DATA SHOWN >>
————————

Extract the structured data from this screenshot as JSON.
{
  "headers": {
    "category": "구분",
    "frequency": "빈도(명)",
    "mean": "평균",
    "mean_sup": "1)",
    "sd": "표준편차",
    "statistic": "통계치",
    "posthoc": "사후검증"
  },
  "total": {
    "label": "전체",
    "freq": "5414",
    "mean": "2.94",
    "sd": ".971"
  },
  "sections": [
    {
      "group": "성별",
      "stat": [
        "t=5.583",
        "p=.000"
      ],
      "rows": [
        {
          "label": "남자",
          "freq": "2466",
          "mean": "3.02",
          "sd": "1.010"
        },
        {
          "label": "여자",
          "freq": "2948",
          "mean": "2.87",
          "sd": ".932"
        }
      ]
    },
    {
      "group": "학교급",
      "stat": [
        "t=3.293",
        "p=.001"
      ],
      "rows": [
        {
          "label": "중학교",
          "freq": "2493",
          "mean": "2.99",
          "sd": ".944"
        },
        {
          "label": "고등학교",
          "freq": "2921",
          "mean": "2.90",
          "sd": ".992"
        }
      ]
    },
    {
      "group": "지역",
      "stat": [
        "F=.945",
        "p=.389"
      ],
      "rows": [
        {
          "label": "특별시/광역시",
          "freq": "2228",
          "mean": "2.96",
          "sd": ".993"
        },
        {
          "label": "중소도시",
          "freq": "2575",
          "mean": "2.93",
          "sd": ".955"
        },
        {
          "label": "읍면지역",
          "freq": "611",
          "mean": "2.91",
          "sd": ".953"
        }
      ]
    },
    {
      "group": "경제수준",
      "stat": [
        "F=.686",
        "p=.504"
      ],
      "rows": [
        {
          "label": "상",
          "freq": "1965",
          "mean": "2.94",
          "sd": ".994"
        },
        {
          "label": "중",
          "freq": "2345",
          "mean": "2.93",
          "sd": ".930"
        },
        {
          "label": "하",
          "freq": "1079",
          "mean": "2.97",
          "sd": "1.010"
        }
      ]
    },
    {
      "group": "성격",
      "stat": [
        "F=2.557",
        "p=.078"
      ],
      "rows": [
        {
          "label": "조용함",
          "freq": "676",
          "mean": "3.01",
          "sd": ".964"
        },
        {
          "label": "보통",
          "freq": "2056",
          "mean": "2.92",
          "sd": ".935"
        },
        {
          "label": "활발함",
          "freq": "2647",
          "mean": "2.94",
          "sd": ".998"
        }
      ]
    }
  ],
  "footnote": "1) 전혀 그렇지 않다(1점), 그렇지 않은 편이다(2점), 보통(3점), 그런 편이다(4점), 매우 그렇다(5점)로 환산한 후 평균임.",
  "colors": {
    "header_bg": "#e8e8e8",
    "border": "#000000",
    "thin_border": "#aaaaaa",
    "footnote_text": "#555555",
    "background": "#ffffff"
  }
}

————————

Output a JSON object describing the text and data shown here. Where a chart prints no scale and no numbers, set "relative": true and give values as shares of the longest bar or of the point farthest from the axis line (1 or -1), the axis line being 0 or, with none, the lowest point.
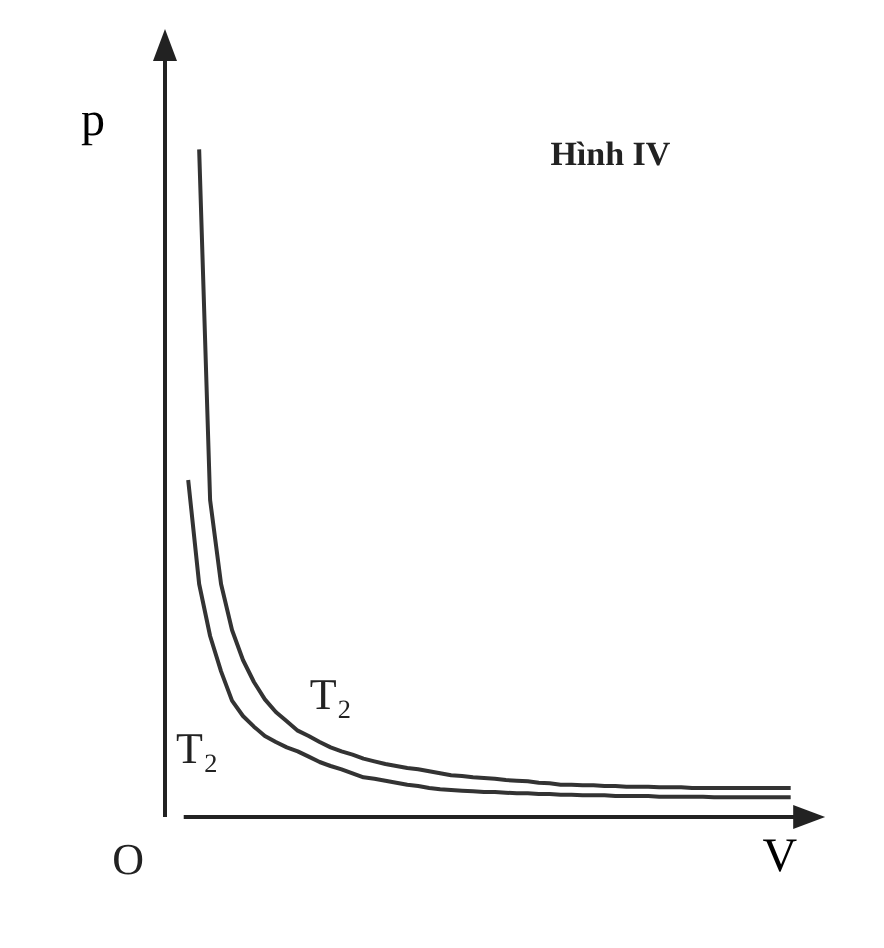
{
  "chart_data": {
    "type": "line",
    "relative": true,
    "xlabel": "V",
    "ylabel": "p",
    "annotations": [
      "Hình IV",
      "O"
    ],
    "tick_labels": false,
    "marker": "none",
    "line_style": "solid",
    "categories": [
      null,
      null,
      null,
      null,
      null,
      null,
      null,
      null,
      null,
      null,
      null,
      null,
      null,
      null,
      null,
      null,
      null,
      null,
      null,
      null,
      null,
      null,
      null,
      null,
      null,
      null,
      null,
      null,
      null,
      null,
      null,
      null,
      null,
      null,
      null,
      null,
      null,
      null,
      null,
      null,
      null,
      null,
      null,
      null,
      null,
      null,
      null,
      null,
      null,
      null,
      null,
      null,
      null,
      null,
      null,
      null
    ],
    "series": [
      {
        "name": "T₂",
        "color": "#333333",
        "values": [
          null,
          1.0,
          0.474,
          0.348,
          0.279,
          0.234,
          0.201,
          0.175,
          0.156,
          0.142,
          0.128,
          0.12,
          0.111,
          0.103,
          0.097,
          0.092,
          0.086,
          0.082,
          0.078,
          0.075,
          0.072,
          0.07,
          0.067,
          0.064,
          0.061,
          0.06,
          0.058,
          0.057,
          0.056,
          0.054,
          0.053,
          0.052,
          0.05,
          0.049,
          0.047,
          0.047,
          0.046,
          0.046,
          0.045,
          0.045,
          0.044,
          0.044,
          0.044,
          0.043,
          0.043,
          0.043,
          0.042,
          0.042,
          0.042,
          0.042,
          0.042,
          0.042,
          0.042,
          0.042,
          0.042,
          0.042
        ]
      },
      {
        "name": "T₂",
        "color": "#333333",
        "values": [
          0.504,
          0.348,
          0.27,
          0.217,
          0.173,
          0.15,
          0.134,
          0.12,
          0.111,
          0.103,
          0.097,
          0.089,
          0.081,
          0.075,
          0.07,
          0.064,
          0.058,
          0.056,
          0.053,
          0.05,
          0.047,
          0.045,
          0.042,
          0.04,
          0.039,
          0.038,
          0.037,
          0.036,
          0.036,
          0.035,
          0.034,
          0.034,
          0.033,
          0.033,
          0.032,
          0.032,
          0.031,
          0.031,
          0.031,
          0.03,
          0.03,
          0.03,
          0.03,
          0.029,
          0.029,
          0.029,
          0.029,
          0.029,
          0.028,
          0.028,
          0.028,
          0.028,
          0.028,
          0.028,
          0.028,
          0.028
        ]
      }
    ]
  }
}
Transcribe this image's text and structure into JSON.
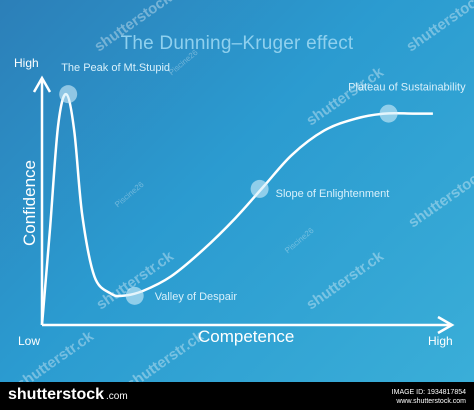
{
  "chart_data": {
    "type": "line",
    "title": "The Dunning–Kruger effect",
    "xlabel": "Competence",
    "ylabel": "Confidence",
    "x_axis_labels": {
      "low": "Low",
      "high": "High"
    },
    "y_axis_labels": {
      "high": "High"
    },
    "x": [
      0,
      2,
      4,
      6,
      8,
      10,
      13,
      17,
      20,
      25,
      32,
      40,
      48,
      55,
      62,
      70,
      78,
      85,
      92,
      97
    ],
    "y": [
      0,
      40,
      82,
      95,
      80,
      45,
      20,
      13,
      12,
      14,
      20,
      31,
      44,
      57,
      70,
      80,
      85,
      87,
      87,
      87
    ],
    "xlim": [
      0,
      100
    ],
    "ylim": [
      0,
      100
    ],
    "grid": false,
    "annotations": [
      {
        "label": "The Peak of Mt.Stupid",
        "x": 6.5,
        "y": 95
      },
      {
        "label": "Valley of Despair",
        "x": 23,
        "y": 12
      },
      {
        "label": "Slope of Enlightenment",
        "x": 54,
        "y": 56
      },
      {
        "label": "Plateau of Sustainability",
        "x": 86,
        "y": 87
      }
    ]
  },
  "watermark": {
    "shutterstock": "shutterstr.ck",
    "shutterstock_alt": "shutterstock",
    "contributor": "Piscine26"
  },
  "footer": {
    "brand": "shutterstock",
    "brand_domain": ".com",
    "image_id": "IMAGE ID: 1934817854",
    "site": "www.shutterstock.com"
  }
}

————————

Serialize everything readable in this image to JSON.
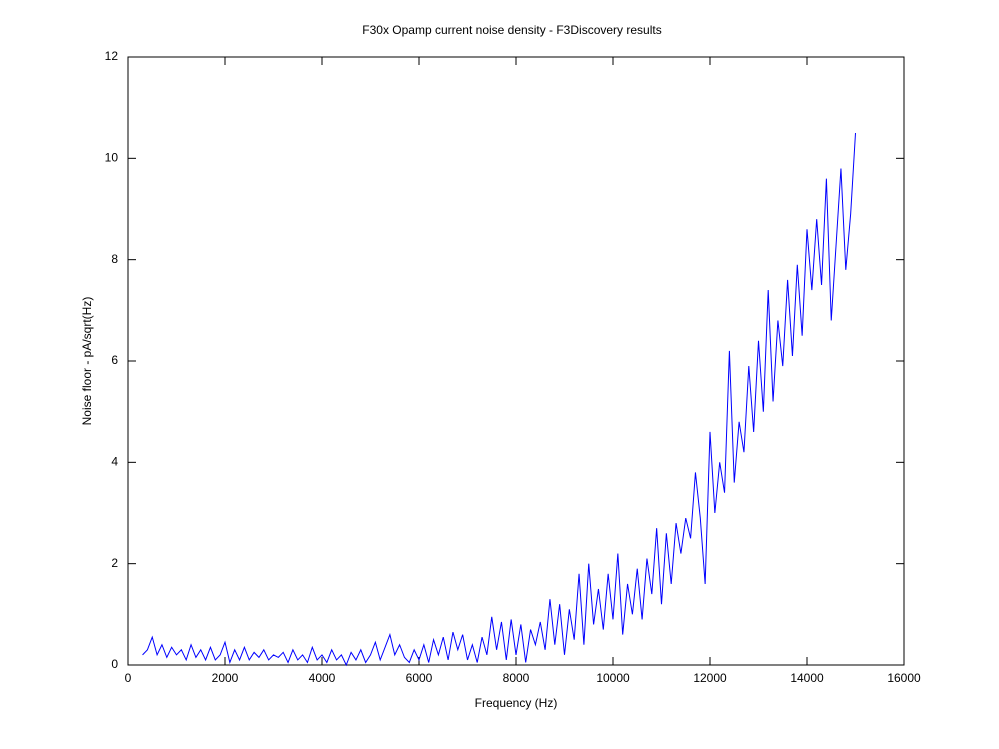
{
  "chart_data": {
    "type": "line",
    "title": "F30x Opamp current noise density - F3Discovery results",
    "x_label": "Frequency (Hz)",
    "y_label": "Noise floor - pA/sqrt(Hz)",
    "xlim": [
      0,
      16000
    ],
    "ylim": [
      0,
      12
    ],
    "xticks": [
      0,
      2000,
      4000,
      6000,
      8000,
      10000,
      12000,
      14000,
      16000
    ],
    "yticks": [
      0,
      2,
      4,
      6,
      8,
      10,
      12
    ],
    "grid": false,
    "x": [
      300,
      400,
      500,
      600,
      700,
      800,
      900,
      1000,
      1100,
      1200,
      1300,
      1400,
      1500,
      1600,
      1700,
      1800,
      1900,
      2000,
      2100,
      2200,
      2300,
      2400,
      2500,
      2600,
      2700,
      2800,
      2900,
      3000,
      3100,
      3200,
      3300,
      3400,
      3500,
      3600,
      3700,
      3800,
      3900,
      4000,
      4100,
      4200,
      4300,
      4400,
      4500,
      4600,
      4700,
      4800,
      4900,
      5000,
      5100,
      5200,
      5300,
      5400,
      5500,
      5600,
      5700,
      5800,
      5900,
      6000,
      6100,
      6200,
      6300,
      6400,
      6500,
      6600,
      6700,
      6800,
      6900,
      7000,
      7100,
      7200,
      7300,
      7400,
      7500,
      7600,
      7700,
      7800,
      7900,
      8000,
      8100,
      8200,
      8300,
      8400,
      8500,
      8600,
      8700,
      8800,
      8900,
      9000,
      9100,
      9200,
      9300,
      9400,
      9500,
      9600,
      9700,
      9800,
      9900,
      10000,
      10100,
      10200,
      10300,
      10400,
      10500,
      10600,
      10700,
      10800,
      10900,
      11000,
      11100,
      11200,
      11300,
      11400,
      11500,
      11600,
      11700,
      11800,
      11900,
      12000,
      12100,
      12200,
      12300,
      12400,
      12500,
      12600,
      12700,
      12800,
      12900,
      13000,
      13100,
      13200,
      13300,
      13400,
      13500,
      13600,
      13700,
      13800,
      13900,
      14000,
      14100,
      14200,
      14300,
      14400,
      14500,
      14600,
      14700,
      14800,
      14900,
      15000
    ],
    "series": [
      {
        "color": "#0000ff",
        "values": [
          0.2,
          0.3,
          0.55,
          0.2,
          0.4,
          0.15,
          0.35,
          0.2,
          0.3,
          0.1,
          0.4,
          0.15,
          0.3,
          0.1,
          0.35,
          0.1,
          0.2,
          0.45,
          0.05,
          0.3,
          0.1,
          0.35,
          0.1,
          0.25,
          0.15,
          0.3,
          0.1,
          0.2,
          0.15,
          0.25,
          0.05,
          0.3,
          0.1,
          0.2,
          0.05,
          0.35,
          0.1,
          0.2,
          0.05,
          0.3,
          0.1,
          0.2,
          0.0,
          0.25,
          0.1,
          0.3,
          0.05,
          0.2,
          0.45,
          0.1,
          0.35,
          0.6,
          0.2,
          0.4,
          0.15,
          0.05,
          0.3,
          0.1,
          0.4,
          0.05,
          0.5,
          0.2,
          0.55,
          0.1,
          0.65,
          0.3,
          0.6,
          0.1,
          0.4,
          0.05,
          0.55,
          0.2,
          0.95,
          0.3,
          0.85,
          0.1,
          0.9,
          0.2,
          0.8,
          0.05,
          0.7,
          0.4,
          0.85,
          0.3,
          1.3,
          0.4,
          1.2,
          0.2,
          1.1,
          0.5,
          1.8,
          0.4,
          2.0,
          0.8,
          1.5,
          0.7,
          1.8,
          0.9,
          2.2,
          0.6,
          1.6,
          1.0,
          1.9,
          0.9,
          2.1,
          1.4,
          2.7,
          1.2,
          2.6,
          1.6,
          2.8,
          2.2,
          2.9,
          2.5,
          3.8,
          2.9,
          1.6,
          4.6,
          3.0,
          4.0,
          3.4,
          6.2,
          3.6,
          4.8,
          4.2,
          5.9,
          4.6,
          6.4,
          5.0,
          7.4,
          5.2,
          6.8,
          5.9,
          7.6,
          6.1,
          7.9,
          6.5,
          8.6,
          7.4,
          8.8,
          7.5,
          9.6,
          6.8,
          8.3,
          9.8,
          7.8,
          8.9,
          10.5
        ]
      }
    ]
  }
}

————————

DIRECTIVE >>
Leave out every line without the string "shutterstock" and copy the rest.

WRITTEN RESPONSE >>
    "shutterstock": "shutterstr.ck",
    "shutterstock_alt": "shutterstock",
    "brand": "shutterstock",
    "site": "www.shutterstock.com"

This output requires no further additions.